Text under study →
○ ○ ○ ○ ○ ○ ○

The Justice Department says that the policy’s foremost aim is to “enhance transparency and accountability.” Federal officials need not look far to find the troublespots on this front. It took a FOIA lawsuit to get nearly 5,000 pages of documents out of the FBI, and then additional litigation to remove redactions of references to the Harris Corporation and even the term “StingRay.”

The FBI continues to issue “neither confirm nor deny” rejections for basic cell phone tracker documentation, including paperwork required under its nondisclosure agreements with state and local agencies. In the past month, the Justice Department has upheld two such blanket rejections by the FBI.

Transparency itself requires enforcement and rigorous testing. Let’s see the documents, too.

To fully assess how and when police track cell phones, federal measures are insufficient. The guidelines cover instances where the FBI or another component deploys a cell site simulator on behalf of a partner agency, but its authority does not extend beyond the Justice Department.

“The various DOJ components are some of the more responsible users of StingRays,” Nate Cardozo of the Electronic Frontier Foundation contends. But other federal agencies and the dozens of state and local have no restrictions under this policy, nor transparency obligations.

Disclosures from the Tacoma Police Department and other non-federal agencies have helped fill gaps in public knowledge about cell phone tracking, particularly regarding the nondisclosure agreement signed with the FBI as a requirement to purchase a StingRay. But other state and local agencies continue to withhold basic information. Police in Boston, for instance, argue that releasing any documents on StingRays would render the technology “essentially useless for future investigations.” The Indiana State Police, for its part, cites risks of terrorism — both standard and agricultural — to swat down inquiries.

Like their federal partners, many state and local agencies are not keeping basic statistics on StingRay deployments. Last week, police in Anchorage rejected a request on the grounds that they would have to “manually search through each and every search warrant […] to determine whether the warrant mentions the use of the devices.” We need to know how often StingRays are used in the wild and on what types of investigations, and not just by FBI agents.

The Justice Department policy now requires more detailed explanations to the court when requesting authorization for cell phone trackers. State and local have no such obligation. Judges have called out police and prosecutors alike for failing to adequately describe StingRay technology in their requests. In Baltimore, thousands of cases may require review following claims that prosecutors and police withheld information on cell phone tracking.

In short, this is not solely a federal issue. It will take state-level measures, such as the one Washington passed in May, to extend transparency on cell phone tracking to non-federal law enforcement, as well as continued investigation into how such agencies have used StingRays.

Nate Wessler of the ACLU suggests that the Justice Department could leverage its position as a funder where state or law agencies use federal grants to purchase cell site simulators.

“It should be a requirement of that grant that these protections travel along with money,” he says. “A local agency shouldn’t be able to flout these minimum protections just because they’re using federal money rather than using federal equipment itself.”

It is unclear whether such a mechanism is being considered by the Justice Department. In 2013, the DOJ agreed to modify equipment grant guidelines following a finding that there was insufficient monitoring of funds given to state and local agencies to purchase drones. Unmanned aerial vehicles were added to the list of “controlled” equipment for which applicants must submit additional justification. Cell site simulators are not currently in this category.

The basic protections and disclosure obligations established by the Justice Department guidelines are a beginning. They are a minimal standard for assessing the FBI and other Justice Department components’ deployment of StingRays, as well as a minimal bar of transparency and disclosure for non-federal agencies that use these devices. And they are a milestone on a much longer path toward understanding how the government balances privacy and public safety.

○ ○ ○ ○ ○ ○ ○

Data extract →
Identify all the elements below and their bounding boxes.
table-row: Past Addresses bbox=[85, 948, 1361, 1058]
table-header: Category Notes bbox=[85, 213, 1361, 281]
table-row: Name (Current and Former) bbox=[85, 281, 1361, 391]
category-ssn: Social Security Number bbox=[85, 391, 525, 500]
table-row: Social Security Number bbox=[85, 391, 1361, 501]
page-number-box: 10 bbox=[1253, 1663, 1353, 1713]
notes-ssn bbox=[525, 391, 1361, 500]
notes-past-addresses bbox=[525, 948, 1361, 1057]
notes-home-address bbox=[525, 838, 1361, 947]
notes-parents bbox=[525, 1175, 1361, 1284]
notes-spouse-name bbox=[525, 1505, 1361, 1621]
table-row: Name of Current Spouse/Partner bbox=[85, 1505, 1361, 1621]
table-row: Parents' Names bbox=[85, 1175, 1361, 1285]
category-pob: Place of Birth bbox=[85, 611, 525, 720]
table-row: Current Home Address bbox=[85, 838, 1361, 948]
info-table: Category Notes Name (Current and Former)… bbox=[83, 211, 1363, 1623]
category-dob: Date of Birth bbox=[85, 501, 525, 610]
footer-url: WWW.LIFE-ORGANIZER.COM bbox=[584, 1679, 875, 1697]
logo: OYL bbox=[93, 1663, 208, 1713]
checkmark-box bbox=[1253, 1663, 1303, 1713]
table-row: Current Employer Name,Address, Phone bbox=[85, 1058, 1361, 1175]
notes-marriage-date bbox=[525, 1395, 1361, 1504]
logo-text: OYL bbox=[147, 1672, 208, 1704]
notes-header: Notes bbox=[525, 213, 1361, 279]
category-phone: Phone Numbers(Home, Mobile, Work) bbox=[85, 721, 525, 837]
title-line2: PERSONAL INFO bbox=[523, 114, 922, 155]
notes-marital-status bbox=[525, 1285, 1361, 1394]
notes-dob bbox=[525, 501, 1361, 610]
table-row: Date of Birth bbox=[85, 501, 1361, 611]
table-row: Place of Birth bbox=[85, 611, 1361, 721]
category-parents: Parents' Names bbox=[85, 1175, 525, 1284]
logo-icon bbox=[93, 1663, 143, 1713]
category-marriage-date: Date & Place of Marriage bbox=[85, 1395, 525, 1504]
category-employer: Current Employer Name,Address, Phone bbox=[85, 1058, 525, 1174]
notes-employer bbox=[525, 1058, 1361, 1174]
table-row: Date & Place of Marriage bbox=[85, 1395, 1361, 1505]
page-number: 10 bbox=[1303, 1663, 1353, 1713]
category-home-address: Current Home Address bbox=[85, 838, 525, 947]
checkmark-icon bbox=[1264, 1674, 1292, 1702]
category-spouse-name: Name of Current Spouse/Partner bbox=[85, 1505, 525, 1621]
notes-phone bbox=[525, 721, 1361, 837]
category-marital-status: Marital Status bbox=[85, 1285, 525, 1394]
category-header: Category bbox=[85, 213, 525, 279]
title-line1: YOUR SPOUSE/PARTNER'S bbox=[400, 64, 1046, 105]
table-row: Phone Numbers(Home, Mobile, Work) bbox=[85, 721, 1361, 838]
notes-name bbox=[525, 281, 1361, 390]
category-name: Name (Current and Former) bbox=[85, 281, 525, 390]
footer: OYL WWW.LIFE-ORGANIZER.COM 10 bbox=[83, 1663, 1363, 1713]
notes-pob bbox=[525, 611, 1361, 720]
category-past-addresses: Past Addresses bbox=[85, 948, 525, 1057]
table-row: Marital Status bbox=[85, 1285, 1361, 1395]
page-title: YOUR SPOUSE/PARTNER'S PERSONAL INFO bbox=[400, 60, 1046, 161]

○ ○ ○ ○ ○ ○ ○

Tasks and exercises →
• 1. Which cities are named in the text on StingRay cell phone tracking?
• 2. Retype the passage of the StingRay text from "Like their federal" up to and including "by FBI agents.".

Answers provided →
• 1. Tacoma, Boston, Anchorage, Baltimore

• 2.
Like their federal partners, many state and local agencies are not keeping basic statistics on StingRay deployments. Last week, police in Anchorage rejected a request on the grounds that they would have to “manually search through each and every search warrant […] to determine whether the warrant mentions the use of the devices.” We need to know how often StingRays are used in the wild and on what types of investigations, and not just by FBI agents.